(Stored items from a collection)
..............................

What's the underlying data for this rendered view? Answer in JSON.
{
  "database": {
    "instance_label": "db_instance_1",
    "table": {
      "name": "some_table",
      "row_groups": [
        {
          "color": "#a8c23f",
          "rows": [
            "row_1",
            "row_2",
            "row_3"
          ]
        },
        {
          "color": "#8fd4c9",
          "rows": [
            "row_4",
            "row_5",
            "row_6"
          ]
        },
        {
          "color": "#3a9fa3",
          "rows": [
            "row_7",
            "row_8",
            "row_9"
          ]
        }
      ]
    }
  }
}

..............................

__What to produce__
Give an exact repetition of all the material.

__Output for this task__
What's the underlying data for this rendered view? Answer in JSON.
{
  "database": {
    "instance_label": "db_instance_1",
    "table": {
      "name": "some_table",
      "row_groups": [
        {
          "color": "#a8c23f",
          "rows": [
            "row_1",
            "row_2",
            "row_3"
          ]
        },
        {
          "color": "#8fd4c9",
          "rows": [
            "row_4",
            "row_5",
            "row_6"
          ]
        },
        {
          "color": "#3a9fa3",
          "rows": [
            "row_7",
            "row_8",
            "row_9"
          ]
        }
      ]
    }
  }
}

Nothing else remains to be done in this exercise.